*WHAT YOU HAVE TO DO*:
Your task is to print the material below exactly as presented.

──────────

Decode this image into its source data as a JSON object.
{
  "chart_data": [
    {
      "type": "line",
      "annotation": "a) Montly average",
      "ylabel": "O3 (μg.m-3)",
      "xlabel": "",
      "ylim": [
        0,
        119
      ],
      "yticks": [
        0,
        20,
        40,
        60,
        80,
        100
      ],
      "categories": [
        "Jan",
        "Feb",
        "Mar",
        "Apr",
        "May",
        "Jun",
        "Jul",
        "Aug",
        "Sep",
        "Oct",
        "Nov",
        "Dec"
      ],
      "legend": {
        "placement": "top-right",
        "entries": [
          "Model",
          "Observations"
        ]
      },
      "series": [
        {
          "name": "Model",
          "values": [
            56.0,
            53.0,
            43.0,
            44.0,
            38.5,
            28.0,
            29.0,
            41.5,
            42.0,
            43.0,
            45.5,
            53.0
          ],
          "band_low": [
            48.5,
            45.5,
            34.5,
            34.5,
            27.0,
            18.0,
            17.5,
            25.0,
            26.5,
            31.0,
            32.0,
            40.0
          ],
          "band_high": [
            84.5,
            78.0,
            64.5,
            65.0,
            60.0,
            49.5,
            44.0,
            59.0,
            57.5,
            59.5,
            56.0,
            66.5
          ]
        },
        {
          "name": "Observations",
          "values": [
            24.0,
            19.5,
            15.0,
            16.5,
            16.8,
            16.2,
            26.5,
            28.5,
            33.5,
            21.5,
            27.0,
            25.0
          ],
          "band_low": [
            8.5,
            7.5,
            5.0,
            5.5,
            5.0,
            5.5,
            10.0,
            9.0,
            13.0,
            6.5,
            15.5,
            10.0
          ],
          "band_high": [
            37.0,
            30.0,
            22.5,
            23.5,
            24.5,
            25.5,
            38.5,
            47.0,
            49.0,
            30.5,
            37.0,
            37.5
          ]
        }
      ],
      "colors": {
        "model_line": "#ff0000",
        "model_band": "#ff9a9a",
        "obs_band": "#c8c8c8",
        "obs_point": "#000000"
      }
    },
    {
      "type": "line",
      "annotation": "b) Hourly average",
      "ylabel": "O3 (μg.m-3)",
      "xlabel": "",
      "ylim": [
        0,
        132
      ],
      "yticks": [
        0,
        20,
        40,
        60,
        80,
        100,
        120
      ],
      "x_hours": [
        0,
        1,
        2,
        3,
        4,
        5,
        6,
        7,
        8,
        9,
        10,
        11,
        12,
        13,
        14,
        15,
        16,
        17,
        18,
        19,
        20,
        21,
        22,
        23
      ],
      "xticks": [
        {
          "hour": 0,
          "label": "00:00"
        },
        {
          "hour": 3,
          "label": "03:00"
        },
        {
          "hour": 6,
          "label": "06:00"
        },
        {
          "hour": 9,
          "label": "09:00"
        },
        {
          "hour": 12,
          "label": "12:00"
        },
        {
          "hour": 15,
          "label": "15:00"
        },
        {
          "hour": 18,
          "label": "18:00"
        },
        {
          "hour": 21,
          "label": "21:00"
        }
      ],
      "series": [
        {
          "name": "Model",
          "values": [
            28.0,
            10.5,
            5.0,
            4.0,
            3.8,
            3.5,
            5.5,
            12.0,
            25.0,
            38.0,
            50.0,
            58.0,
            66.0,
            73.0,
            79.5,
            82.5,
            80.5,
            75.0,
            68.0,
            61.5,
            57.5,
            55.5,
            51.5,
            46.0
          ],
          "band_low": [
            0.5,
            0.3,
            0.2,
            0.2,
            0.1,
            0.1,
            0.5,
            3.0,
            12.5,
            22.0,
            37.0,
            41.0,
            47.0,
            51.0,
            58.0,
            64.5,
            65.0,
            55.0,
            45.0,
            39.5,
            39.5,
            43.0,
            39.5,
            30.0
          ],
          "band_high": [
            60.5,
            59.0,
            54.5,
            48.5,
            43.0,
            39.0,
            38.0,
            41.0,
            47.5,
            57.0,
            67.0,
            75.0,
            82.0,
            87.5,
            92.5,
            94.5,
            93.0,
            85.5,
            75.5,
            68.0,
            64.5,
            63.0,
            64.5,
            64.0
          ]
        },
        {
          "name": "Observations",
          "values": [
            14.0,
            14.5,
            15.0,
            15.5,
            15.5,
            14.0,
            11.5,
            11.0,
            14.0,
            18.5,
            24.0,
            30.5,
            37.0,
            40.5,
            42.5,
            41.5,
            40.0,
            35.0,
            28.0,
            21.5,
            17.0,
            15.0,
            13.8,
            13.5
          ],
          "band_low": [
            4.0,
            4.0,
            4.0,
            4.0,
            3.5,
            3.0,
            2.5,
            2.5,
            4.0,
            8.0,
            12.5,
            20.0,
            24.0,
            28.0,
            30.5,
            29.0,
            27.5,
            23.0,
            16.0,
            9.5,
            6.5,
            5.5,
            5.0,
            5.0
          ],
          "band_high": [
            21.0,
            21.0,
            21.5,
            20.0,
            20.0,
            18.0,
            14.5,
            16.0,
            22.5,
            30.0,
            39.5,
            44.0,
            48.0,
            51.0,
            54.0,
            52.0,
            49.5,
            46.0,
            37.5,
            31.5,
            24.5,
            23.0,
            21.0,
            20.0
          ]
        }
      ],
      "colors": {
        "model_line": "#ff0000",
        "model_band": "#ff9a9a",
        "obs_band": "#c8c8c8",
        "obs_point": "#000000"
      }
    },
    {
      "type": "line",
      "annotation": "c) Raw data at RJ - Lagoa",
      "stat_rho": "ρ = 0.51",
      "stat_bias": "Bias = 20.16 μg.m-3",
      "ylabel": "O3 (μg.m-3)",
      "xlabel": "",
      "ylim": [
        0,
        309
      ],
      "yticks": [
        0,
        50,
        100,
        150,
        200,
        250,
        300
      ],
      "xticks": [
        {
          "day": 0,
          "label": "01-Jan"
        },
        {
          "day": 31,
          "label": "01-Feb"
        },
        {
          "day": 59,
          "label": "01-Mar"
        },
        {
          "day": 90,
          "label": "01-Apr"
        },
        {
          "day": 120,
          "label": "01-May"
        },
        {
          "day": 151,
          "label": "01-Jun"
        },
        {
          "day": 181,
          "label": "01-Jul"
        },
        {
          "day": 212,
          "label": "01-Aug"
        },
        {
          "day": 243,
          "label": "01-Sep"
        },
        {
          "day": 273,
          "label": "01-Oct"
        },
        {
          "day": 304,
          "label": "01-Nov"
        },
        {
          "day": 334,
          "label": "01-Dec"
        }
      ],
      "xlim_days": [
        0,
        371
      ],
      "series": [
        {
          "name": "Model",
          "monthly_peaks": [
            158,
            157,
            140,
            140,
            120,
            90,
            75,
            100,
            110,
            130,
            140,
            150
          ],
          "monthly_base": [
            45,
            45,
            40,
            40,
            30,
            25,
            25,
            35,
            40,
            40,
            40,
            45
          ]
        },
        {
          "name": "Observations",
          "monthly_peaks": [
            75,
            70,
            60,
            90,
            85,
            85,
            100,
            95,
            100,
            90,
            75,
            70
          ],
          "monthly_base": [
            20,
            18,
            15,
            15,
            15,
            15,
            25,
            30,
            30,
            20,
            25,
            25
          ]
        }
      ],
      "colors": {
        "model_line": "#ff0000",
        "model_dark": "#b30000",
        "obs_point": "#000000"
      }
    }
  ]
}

──────────

*RESPONSE TO THE TASK*:
Decode this image into its source data as a JSON object.
{
  "chart_data": [
    {
      "type": "line",
      "annotation": "a) Montly average",
      "ylabel": "O3 (μg.m-3)",
      "xlabel": "",
      "ylim": [
        0,
        119
      ],
      "yticks": [
        0,
        20,
        40,
        60,
        80,
        100
      ],
      "categories": [
        "Jan",
        "Feb",
        "Mar",
        "Apr",
        "May",
        "Jun",
        "Jul",
        "Aug",
        "Sep",
        "Oct",
        "Nov",
        "Dec"
      ],
      "legend": {
        "placement": "top-right",
        "entries": [
          "Model",
          "Observations"
        ]
      },
      "series": [
        {
          "name": "Model",
          "values": [
            56.0,
            53.0,
            43.0,
            44.0,
            38.5,
            28.0,
            29.0,
            41.5,
            42.0,
            43.0,
            45.5,
            53.0
          ],
          "band_low": [
            48.5,
            45.5,
            34.5,
            34.5,
            27.0,
            18.0,
            17.5,
            25.0,
            26.5,
            31.0,
            32.0,
            40.0
          ],
          "band_high": [
            84.5,
            78.0,
            64.5,
            65.0,
            60.0,
            49.5,
            44.0,
            59.0,
            57.5,
            59.5,
            56.0,
            66.5
          ]
        },
        {
          "name": "Observations",
          "values": [
            24.0,
            19.5,
            15.0,
            16.5,
            16.8,
            16.2,
            26.5,
            28.5,
            33.5,
            21.5,
            27.0,
            25.0
          ],
          "band_low": [
            8.5,
            7.5,
            5.0,
            5.5,
            5.0,
            5.5,
            10.0,
            9.0,
            13.0,
            6.5,
            15.5,
            10.0
          ],
          "band_high": [
            37.0,
            30.0,
            22.5,
            23.5,
            24.5,
            25.5,
            38.5,
            47.0,
            49.0,
            30.5,
            37.0,
            37.5
          ]
        }
      ],
      "colors": {
        "model_line": "#ff0000",
        "model_band": "#ff9a9a",
        "obs_band": "#c8c8c8",
        "obs_point": "#000000"
      }
    },
    {
      "type": "line",
      "annotation": "b) Hourly average",
      "ylabel": "O3 (μg.m-3)",
      "xlabel": "",
      "ylim": [
        0,
        132
      ],
      "yticks": [
        0,
        20,
        40,
        60,
        80,
        100,
        120
      ],
      "x_hours": [
        0,
        1,
        2,
        3,
        4,
        5,
        6,
        7,
        8,
        9,
        10,
        11,
        12,
        13,
        14,
        15,
        16,
        17,
        18,
        19,
        20,
        21,
        22,
        23
      ],
      "xticks": [
        {
          "hour": 0,
          "label": "00:00"
        },
        {
          "hour": 3,
          "label": "03:00"
        },
        {
          "hour": 6,
          "label": "06:00"
        },
        {
          "hour": 9,
          "label": "09:00"
        },
        {
          "hour": 12,
          "label": "12:00"
        },
        {
          "hour": 15,
          "label": "15:00"
        },
        {
          "hour": 18,
          "label": "18:00"
        },
        {
          "hour": 21,
          "label": "21:00"
        }
      ],
      "series": [
        {
          "name": "Model",
          "values": [
            28.0,
            10.5,
            5.0,
            4.0,
            3.8,
            3.5,
            5.5,
            12.0,
            25.0,
            38.0,
            50.0,
            58.0,
            66.0,
            73.0,
            79.5,
            82.5,
            80.5,
            75.0,
            68.0,
            61.5,
            57.5,
            55.5,
            51.5,
            46.0
          ],
          "band_low": [
            0.5,
            0.3,
            0.2,
            0.2,
            0.1,
            0.1,
            0.5,
            3.0,
            12.5,
            22.0,
            37.0,
            41.0,
            47.0,
            51.0,
            58.0,
            64.5,
            65.0,
            55.0,
            45.0,
            39.5,
            39.5,
            43.0,
            39.5,
            30.0
          ],
          "band_high": [
            60.5,
            59.0,
            54.5,
            48.5,
            43.0,
            39.0,
            38.0,
            41.0,
            47.5,
            57.0,
            67.0,
            75.0,
            82.0,
            87.5,
            92.5,
            94.5,
            93.0,
            85.5,
            75.5,
            68.0,
            64.5,
            63.0,
            64.5,
            64.0
          ]
        },
        {
          "name": "Observations",
          "values": [
            14.0,
            14.5,
            15.0,
            15.5,
            15.5,
            14.0,
            11.5,
            11.0,
            14.0,
            18.5,
            24.0,
            30.5,
            37.0,
            40.5,
            42.5,
            41.5,
            40.0,
            35.0,
            28.0,
            21.5,
            17.0,
            15.0,
            13.8,
            13.5
          ],
          "band_low": [
            4.0,
            4.0,
            4.0,
            4.0,
            3.5,
            3.0,
            2.5,
            2.5,
            4.0,
            8.0,
            12.5,
            20.0,
            24.0,
            28.0,
            30.5,
            29.0,
            27.5,
            23.0,
            16.0,
            9.5,
            6.5,
            5.5,
            5.0,
            5.0
          ],
          "band_high": [
            21.0,
            21.0,
            21.5,
            20.0,
            20.0,
            18.0,
            14.5,
            16.0,
            22.5,
            30.0,
            39.5,
            44.0,
            48.0,
            51.0,
            54.0,
            52.0,
            49.5,
            46.0,
            37.5,
            31.5,
            24.5,
            23.0,
            21.0,
            20.0
          ]
        }
      ],
      "colors": {
        "model_line": "#ff0000",
        "model_band": "#ff9a9a",
        "obs_band": "#c8c8c8",
        "obs_point": "#000000"
      }
    },
    {
      "type": "line",
      "annotation": "c) Raw data at RJ - Lagoa",
      "stat_rho": "ρ = 0.51",
      "stat_bias": "Bias = 20.16 μg.m-3",
      "ylabel": "O3 (μg.m-3)",
      "xlabel": "",
      "ylim": [
        0,
        309
      ],
      "yticks": [
        0,
        50,
        100,
        150,
        200,
        250,
        300
      ],
      "xticks": [
        {
          "day": 0,
          "label": "01-Jan"
        },
        {
          "day": 31,
          "label": "01-Feb"
        },
        {
          "day": 59,
          "label": "01-Mar"
        },
        {
          "day": 90,
          "label": "01-Apr"
        },
        {
          "day": 120,
          "label": "01-May"
        },
        {
          "day": 151,
          "label": "01-Jun"
        },
        {
          "day": 181,
          "label": "01-Jul"
        },
        {
          "day": 212,
          "label": "01-Aug"
        },
        {
          "day": 243,
          "label": "01-Sep"
        },
        {
          "day": 273,
          "label": "01-Oct"
        },
        {
          "day": 304,
          "label": "01-Nov"
        },
        {
          "day": 334,
          "label": "01-Dec"
        }
      ],
      "xlim_days": [
        0,
        371
      ],
      "series": [
        {
          "name": "Model",
          "monthly_peaks": [
            158,
            157,
            140,
            140,
            120,
            90,
            75,
            100,
            110,
            130,
            140,
            150
          ],
          "monthly_base": [
            45,
            45,
            40,
            40,
            30,
            25,
            25,
            35,
            40,
            40,
            40,
            45
          ]
        },
        {
          "name": "Observations",
          "monthly_peaks": [
            75,
            70,
            60,
            90,
            85,
            85,
            100,
            95,
            100,
            90,
            75,
            70
          ],
          "monthly_base": [
            20,
            18,
            15,
            15,
            15,
            15,
            25,
            30,
            30,
            20,
            25,
            25
          ]
        }
      ],
      "colors": {
        "model_line": "#ff0000",
        "model_dark": "#b30000",
        "obs_point": "#000000"
      }
    }
  ]
}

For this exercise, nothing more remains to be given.